▸ What you should do
Word for word, retype every entry in the listing.

━━━ Records for this exercise

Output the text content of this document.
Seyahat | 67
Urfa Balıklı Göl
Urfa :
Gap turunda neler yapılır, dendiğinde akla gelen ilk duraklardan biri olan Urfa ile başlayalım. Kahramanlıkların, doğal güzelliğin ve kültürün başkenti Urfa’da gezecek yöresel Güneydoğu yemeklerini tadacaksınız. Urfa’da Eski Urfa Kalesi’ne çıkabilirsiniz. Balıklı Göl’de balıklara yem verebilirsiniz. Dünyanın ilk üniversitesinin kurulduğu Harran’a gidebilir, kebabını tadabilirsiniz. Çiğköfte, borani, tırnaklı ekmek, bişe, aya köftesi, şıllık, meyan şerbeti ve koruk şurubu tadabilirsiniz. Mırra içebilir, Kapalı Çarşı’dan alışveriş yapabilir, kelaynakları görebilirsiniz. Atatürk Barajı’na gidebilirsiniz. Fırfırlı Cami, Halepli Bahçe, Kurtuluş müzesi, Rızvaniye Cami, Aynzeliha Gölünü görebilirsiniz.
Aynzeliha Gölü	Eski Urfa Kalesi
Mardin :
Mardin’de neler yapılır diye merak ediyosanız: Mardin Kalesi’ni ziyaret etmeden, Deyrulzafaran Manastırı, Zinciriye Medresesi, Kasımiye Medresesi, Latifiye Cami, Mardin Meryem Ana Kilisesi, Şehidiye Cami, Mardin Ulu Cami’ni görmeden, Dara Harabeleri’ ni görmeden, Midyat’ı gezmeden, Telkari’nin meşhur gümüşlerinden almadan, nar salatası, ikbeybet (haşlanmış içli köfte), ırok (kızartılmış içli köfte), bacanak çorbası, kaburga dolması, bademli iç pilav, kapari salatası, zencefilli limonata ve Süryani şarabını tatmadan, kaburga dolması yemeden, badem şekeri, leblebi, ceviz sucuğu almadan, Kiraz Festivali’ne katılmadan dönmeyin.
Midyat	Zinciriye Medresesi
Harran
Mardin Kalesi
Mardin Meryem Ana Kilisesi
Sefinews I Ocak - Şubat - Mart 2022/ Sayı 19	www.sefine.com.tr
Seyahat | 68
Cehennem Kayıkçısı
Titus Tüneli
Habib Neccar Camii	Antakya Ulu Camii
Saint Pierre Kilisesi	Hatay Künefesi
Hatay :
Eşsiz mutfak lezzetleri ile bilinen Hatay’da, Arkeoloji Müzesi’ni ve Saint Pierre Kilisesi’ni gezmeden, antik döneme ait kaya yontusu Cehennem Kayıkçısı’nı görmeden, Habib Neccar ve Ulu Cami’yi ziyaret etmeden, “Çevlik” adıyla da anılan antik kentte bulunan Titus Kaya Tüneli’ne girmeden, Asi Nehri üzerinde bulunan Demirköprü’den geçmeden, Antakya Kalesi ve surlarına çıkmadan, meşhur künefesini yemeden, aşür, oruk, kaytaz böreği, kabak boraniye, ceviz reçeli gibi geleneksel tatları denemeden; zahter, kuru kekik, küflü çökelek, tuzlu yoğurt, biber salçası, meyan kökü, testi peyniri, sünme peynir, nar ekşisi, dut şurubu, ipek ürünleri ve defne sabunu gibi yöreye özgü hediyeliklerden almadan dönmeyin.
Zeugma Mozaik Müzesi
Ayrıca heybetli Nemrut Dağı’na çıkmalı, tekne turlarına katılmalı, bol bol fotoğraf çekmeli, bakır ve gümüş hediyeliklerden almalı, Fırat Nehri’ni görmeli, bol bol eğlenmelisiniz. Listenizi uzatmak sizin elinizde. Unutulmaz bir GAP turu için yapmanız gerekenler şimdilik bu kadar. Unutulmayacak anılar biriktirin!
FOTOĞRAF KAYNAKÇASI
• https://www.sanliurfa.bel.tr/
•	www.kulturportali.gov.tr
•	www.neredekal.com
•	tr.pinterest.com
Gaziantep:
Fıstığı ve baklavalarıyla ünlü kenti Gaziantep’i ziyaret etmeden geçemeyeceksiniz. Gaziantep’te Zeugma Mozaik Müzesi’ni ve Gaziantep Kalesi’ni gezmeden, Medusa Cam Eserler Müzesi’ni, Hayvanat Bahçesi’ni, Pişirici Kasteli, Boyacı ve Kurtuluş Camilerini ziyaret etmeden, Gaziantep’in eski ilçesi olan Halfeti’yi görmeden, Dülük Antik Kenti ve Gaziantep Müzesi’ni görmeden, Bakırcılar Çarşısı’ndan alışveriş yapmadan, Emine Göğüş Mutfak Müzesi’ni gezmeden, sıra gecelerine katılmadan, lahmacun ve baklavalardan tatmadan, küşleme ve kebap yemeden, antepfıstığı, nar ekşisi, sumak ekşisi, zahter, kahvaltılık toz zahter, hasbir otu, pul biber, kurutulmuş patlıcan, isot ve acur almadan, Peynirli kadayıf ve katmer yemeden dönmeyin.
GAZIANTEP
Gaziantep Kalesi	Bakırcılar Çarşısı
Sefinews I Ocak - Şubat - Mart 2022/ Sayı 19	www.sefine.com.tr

━━━━━━

▸ Answer to this exercise
Output the text content of this document.
Seyahat | 67
Urfa Balıklı Göl
Urfa :
Gap turunda neler yapılır, dendiğinde akla gelen ilk duraklardan biri olan Urfa ile başlayalım. Kahramanlıkların, doğal güzelliğin ve kültürün başkenti Urfa’da gezecek yöresel Güneydoğu yemeklerini tadacaksınız. Urfa’da Eski Urfa Kalesi’ne çıkabilirsiniz. Balıklı Göl’de balıklara yem verebilirsiniz. Dünyanın ilk üniversitesinin kurulduğu Harran’a gidebilir, kebabını tadabilirsiniz. Çiğköfte, borani, tırnaklı ekmek, bişe, aya köftesi, şıllık, meyan şerbeti ve koruk şurubu tadabilirsiniz. Mırra içebilir, Kapalı Çarşı’dan alışveriş yapabilir, kelaynakları görebilirsiniz. Atatürk Barajı’na gidebilirsiniz. Fırfırlı Cami, Halepli Bahçe, Kurtuluş müzesi, Rızvaniye Cami, Aynzeliha Gölünü görebilirsiniz.
Aynzeliha Gölü	Eski Urfa Kalesi
Mardin :
Mardin’de neler yapılır diye merak ediyosanız: Mardin Kalesi’ni ziyaret etmeden, Deyrulzafaran Manastırı, Zinciriye Medresesi, Kasımiye Medresesi, Latifiye Cami, Mardin Meryem Ana Kilisesi, Şehidiye Cami, Mardin Ulu Cami’ni görmeden, Dara Harabeleri’ ni görmeden, Midyat’ı gezmeden, Telkari’nin meşhur gümüşlerinden almadan, nar salatası, ikbeybet (haşlanmış içli köfte), ırok (kızartılmış içli köfte), bacanak çorbası, kaburga dolması, bademli iç pilav, kapari salatası, zencefilli limonata ve Süryani şarabını tatmadan, kaburga dolması yemeden, badem şekeri, leblebi, ceviz sucuğu almadan, Kiraz Festivali’ne katılmadan dönmeyin.
Midyat	Zinciriye Medresesi
Harran
Mardin Kalesi
Mardin Meryem Ana Kilisesi
Sefinews I Ocak - Şubat - Mart 2022/ Sayı 19	www.sefine.com.tr
Seyahat | 68
Cehennem Kayıkçısı
Titus Tüneli
Habib Neccar Camii	Antakya Ulu Camii
Saint Pierre Kilisesi	Hatay Künefesi
Hatay :
Eşsiz mutfak lezzetleri ile bilinen Hatay’da, Arkeoloji Müzesi’ni ve Saint Pierre Kilisesi’ni gezmeden, antik döneme ait kaya yontusu Cehennem Kayıkçısı’nı görmeden, Habib Neccar ve Ulu Cami’yi ziyaret etmeden, “Çevlik” adıyla da anılan antik kentte bulunan Titus Kaya Tüneli’ne girmeden, Asi Nehri üzerinde bulunan Demirköprü’den geçmeden, Antakya Kalesi ve surlarına çıkmadan, meşhur künefesini yemeden, aşür, oruk, kaytaz böreği, kabak boraniye, ceviz reçeli gibi geleneksel tatları denemeden; zahter, kuru kekik, küflü çökelek, tuzlu yoğurt, biber salçası, meyan kökü, testi peyniri, sünme peynir, nar ekşisi, dut şurubu, ipek ürünleri ve defne sabunu gibi yöreye özgü hediyeliklerden almadan dönmeyin.
Zeugma Mozaik Müzesi
Ayrıca heybetli Nemrut Dağı’na çıkmalı, tekne turlarına katılmalı, bol bol fotoğraf çekmeli, bakır ve gümüş hediyeliklerden almalı, Fırat Nehri’ni görmeli, bol bol eğlenmelisiniz. Listenizi uzatmak sizin elinizde. Unutulmaz bir GAP turu için yapmanız gerekenler şimdilik bu kadar. Unutulmayacak anılar biriktirin!
FOTOĞRAF KAYNAKÇASI
• https://www.sanliurfa.bel.tr/
•	www.kulturportali.gov.tr
•	www.neredekal.com
•	tr.pinterest.com
Gaziantep:
Fıstığı ve baklavalarıyla ünlü kenti Gaziantep’i ziyaret etmeden geçemeyeceksiniz. Gaziantep’te Zeugma Mozaik Müzesi’ni ve Gaziantep Kalesi’ni gezmeden, Medusa Cam Eserler Müzesi’ni, Hayvanat Bahçesi’ni, Pişirici Kasteli, Boyacı ve Kurtuluş Camilerini ziyaret etmeden, Gaziantep’in eski ilçesi olan Halfeti’yi görmeden, Dülük Antik Kenti ve Gaziantep Müzesi’ni görmeden, Bakırcılar Çarşısı’ndan alışveriş yapmadan, Emine Göğüş Mutfak Müzesi’ni gezmeden, sıra gecelerine katılmadan, lahmacun ve baklavalardan tatmadan, küşleme ve kebap yemeden, antepfıstığı, nar ekşisi, sumak ekşisi, zahter, kahvaltılık toz zahter, hasbir otu, pul biber, kurutulmuş patlıcan, isot ve acur almadan, Peynirli kadayıf ve katmer yemeden dönmeyin.
GAZIANTEP
Gaziantep Kalesi	Bakırcılar Çarşısı
Sefinews I Ocak - Şubat - Mart 2022/ Sayı 19	www.sefine.com.tr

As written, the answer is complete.